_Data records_
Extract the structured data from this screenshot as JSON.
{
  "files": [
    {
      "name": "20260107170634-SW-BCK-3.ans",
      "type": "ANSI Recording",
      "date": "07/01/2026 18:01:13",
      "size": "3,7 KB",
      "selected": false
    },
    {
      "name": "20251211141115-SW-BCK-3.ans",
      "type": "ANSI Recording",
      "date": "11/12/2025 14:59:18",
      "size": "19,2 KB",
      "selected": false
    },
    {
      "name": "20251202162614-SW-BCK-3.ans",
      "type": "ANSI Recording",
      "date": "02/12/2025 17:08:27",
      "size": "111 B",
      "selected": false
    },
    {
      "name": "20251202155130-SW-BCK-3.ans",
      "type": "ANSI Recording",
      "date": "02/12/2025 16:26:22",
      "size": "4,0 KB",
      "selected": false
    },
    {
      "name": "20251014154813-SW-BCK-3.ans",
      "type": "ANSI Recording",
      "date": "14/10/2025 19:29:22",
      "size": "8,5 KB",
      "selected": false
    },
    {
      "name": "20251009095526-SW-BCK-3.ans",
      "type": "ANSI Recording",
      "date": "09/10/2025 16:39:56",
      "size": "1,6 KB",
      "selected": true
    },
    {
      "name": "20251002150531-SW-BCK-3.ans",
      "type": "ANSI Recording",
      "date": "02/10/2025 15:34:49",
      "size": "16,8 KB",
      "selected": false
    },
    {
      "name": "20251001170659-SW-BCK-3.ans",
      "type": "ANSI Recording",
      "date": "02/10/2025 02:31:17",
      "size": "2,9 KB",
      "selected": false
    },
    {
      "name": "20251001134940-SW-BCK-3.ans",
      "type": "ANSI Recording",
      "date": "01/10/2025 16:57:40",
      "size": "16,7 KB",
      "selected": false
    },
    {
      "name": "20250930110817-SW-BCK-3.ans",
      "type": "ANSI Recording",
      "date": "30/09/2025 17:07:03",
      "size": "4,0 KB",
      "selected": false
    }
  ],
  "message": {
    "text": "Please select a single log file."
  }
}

_PROBLEM DETAILS_
Only lines with the word "size" should be collected from the material.

_THE ANSWER_
      "size": "3,7 KB",
      "size": "19,2 KB",
      "size": "111 B",
      "size": "4,0 KB",
      "size": "8,5 KB",
      "size": "1,6 KB",
      "size": "16,8 KB",
      "size": "2,9 KB",
      "size": "16,7 KB",
      "size": "4,0 KB",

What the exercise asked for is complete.